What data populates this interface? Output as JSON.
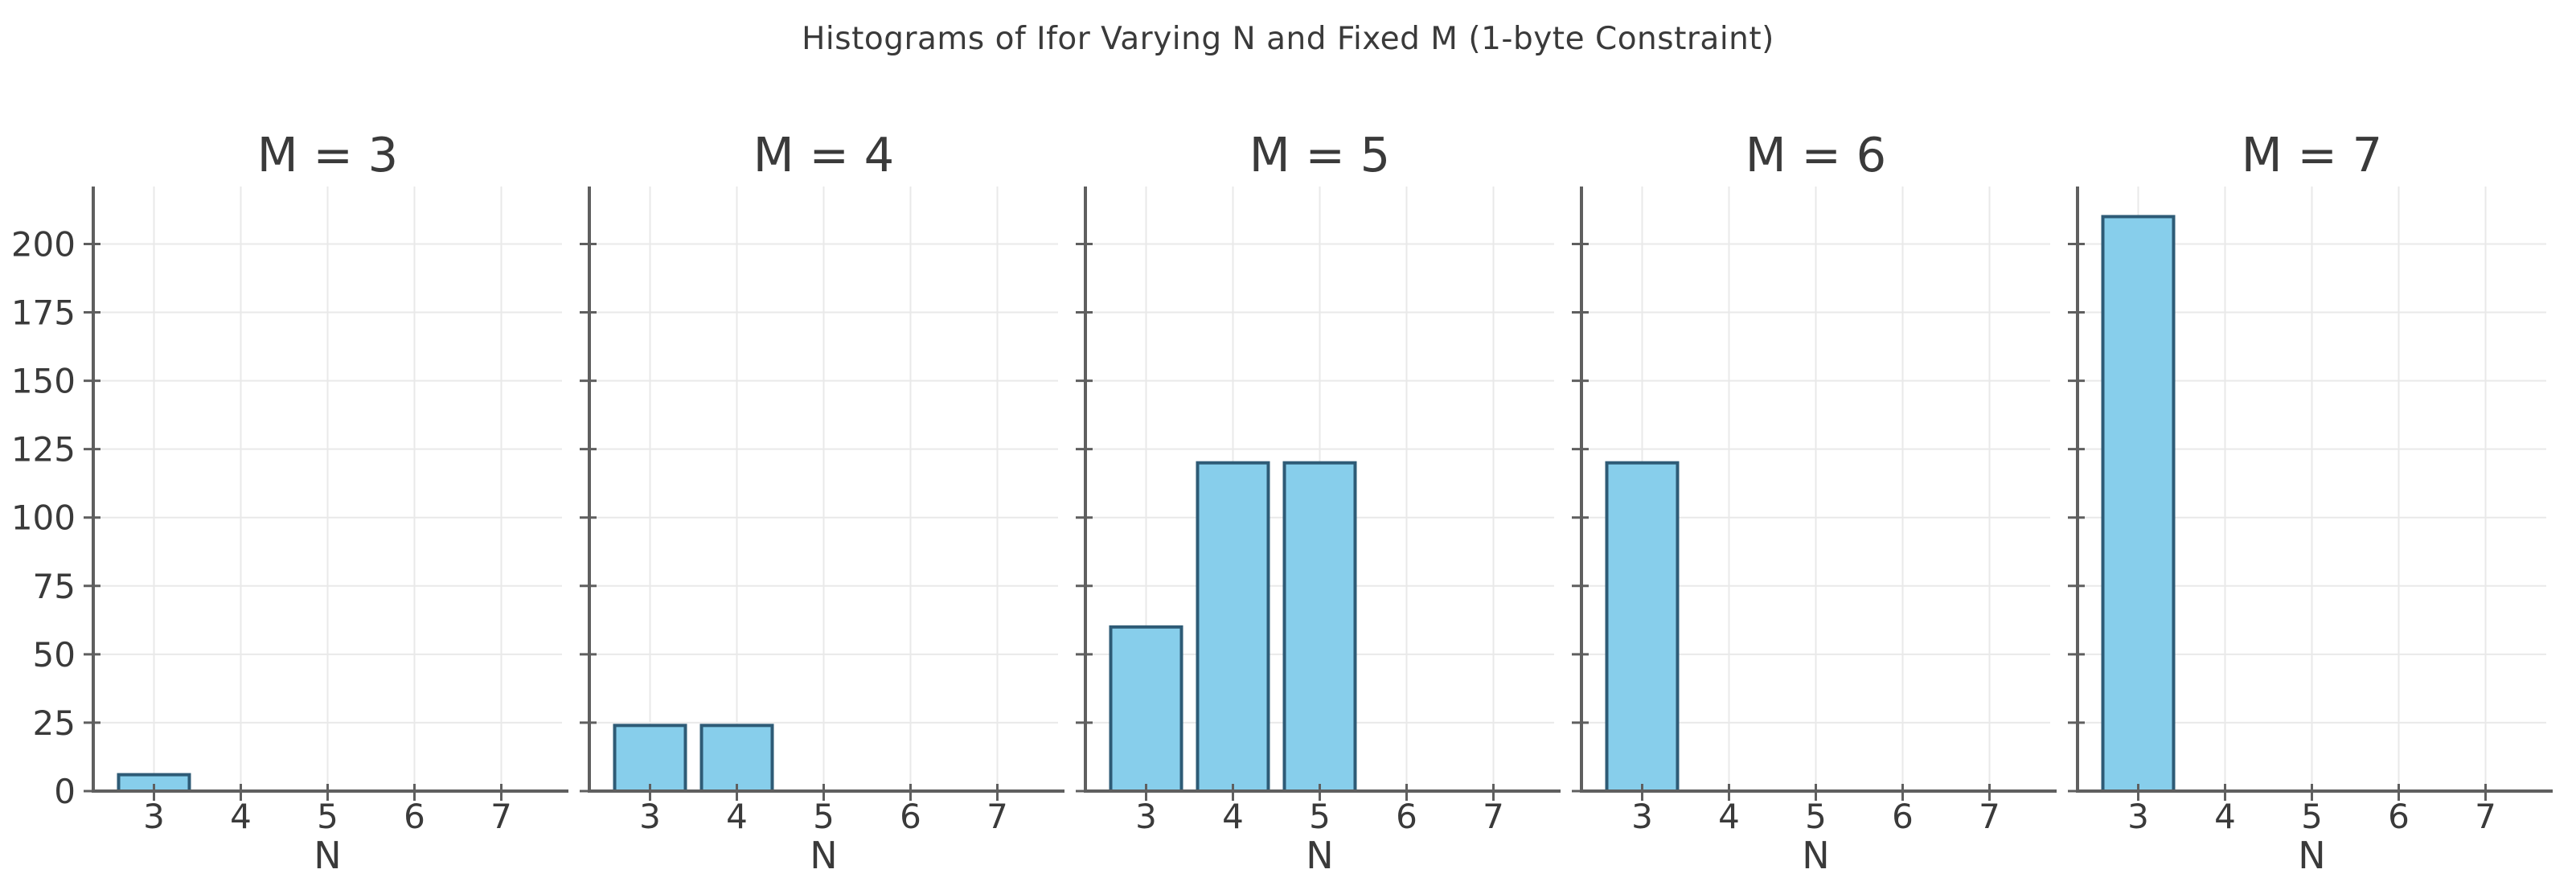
{
  "chart_data": {
    "type": "bar",
    "title": "Histograms of Ifor Varying N and Fixed M (1-byte Constraint)",
    "xlabel": "N",
    "ylabel": "",
    "categories": [
      "3",
      "4",
      "5",
      "6",
      "7"
    ],
    "yticks": [
      0,
      25,
      50,
      75,
      100,
      125,
      150,
      175,
      200
    ],
    "ylim": [
      0,
      221
    ],
    "grid": true,
    "legend_position": "none",
    "subplots": [
      {
        "title": "M = 3",
        "values": [
          6,
          0,
          0,
          0,
          0
        ]
      },
      {
        "title": "M = 4",
        "values": [
          24,
          24,
          0,
          0,
          0
        ]
      },
      {
        "title": "M = 5",
        "values": [
          60,
          120,
          120,
          0,
          0
        ]
      },
      {
        "title": "M = 6",
        "values": [
          120,
          0,
          0,
          0,
          0
        ]
      },
      {
        "title": "M = 7",
        "values": [
          210,
          0,
          0,
          0,
          0
        ]
      }
    ],
    "colors": {
      "bar_fill": "#87CEEB",
      "bar_edge": "#2e5b76",
      "gridline": "#e9e9e9",
      "spine": "#5f5f5f",
      "tick": "#5f5f5f",
      "text": "#3a3a3a"
    }
  }
}
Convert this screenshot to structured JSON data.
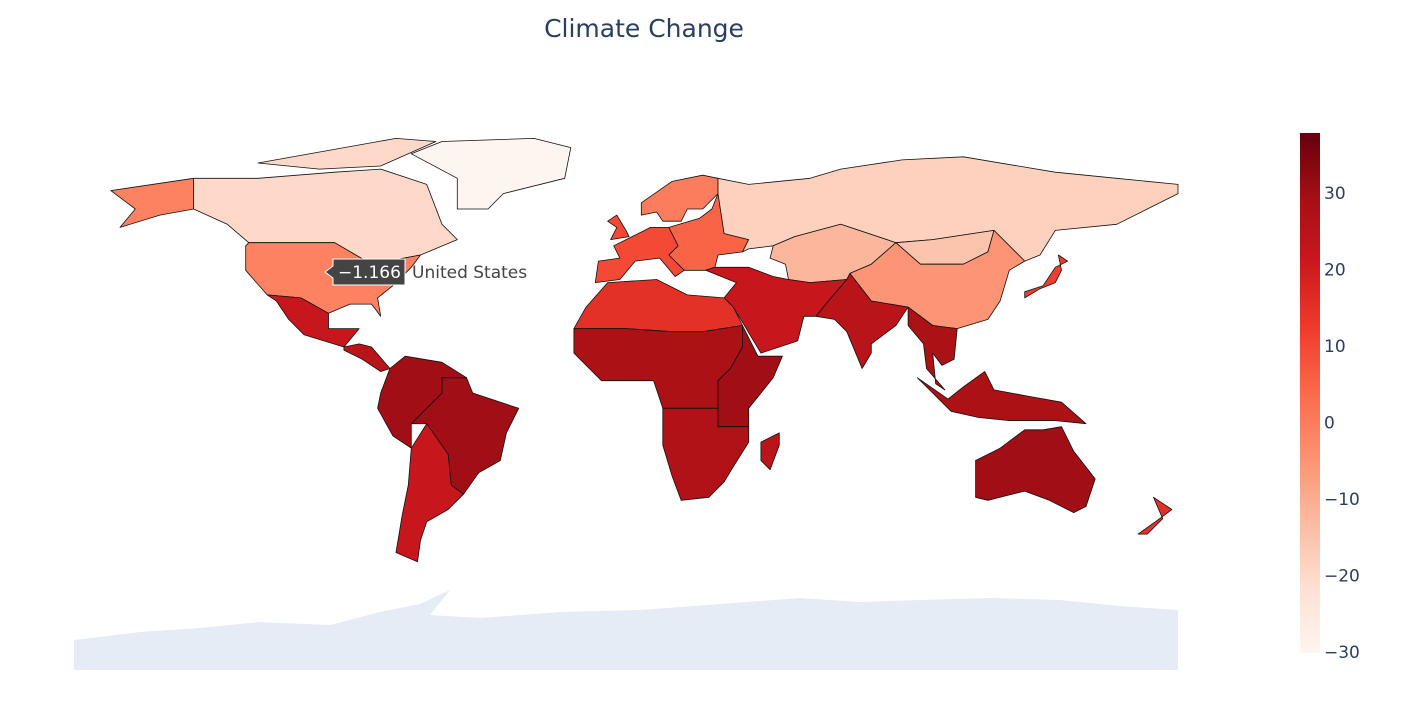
{
  "chart_data": {
    "type": "choropleth",
    "title": "Climate Change",
    "locations": [
      null,
      "United States",
      null,
      null,
      null,
      null,
      null,
      null,
      null,
      null,
      null,
      null,
      null,
      null,
      null,
      null,
      null,
      null,
      null,
      null,
      null,
      null,
      null,
      null,
      null,
      null,
      null
    ],
    "values": [
      -20,
      -1.166,
      -30,
      22,
      25,
      30,
      30,
      22,
      15,
      28,
      30,
      27,
      10,
      0,
      5,
      -18,
      -12,
      -15,
      -5,
      22,
      25,
      28,
      28,
      30,
      12,
      25,
      15
    ],
    "value_labels": [
      null,
      "−1.166",
      null,
      null,
      null,
      null,
      null,
      null,
      null,
      null,
      null,
      null,
      null,
      null,
      null,
      null,
      null,
      null,
      null,
      null,
      null,
      null,
      null,
      null,
      null,
      null,
      null
    ],
    "hover": 1,
    "colorscale": [
      "#fff5f0",
      "#fee0d2",
      "#fcbba1",
      "#fc9272",
      "#fb6a4a",
      "#ef3b2c",
      "#cb181d",
      "#a50f15",
      "#67000d"
    ],
    "zlim": [
      -30,
      38
    ],
    "zticks": [
      {
        "value": -30,
        "label": "−30"
      },
      {
        "value": -20,
        "label": "−20"
      },
      {
        "value": -10,
        "label": "−10"
      },
      0,
      10,
      20,
      30
    ]
  }
}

::::

Aim:
Print the full listing exactly, dropping the pictures.

Exercise response:
What data populates this interface? Output as JSON.
{
  "chart_data": {
    "type": "bar",
    "title": "Histograms of Ifor Varying N and Fixed M (1-byte Constraint)",
    "xlabel": "N",
    "ylabel": "",
    "categories": [
      "3",
      "4",
      "5",
      "6",
      "7"
    ],
    "yticks": [
      0,
      25,
      50,
      75,
      100,
      125,
      150,
      175,
      200
    ],
    "ylim": [
      0,
      221
    ],
    "grid": true,
    "legend_position": "none",
    "subplots": [
      {
        "title": "M = 3",
        "values": [
          6,
          0,
          0,
          0,
          0
        ]
      },
      {
        "title": "M = 4",
        "values": [
          24,
          24,
          0,
          0,
          0
        ]
      },
      {
        "title": "M = 5",
        "values": [
          60,
          120,
          120,
          0,
          0
        ]
      },
      {
        "title": "M = 6",
        "values": [
          120,
          0,
          0,
          0,
          0
        ]
      },
      {
        "title": "M = 7",
        "values": [
          210,
          0,
          0,
          0,
          0
        ]
      }
    ],
    "colors": {
      "bar_fill": "#87CEEB",
      "bar_edge": "#2e5b76",
      "gridline": "#e9e9e9",
      "spine": "#5f5f5f",
      "tick": "#5f5f5f",
      "text": "#3a3a3a"
    }
  }
}
Convert this screenshot to structured JSON data.
{
  "chart_data": {
    "type": "choropleth",
    "title": "Climate Change",
    "locations": [
      null,
      "United States",
      null,
      null,
      null,
      null,
      null,
      null,
      null,
      null,
      null,
      null,
      null,
      null,
      null,
      null,
      null,
      null,
      null,
      null,
      null,
      null,
      null,
      null,
      null,
      null,
      null
    ],
    "values": [
      -20,
      -1.166,
      -30,
      22,
      25,
      30,
      30,
      22,
      15,
      28,
      30,
      27,
      10,
      0,
      5,
      -18,
      -12,
      -15,
      -5,
      22,
      25,
      28,
      28,
      30,
      12,
      25,
      15
    ],
    "value_labels": [
      null,
      "−1.166",
      null,
      null,
      null,
      null,
      null,
      null,
      null,
      null,
      null,
      null,
      null,
      null,
      null,
      null,
      null,
      null,
      null,
      null,
      null,
      null,
      null,
      null,
      null,
      null,
      null
    ],
    "hover": 1,
    "colorscale": [
      "#fff5f0",
      "#fee0d2",
      "#fcbba1",
      "#fc9272",
      "#fb6a4a",
      "#ef3b2c",
      "#cb181d",
      "#a50f15",
      "#67000d"
    ],
    "zlim": [
      -30,
      38
    ],
    "zticks": [
      {
        "value": -30,
        "label": "−30"
      },
      {
        "value": -20,
        "label": "−20"
      },
      {
        "value": -10,
        "label": "−10"
      },
      0,
      10,
      20,
      30
    ]
  }
}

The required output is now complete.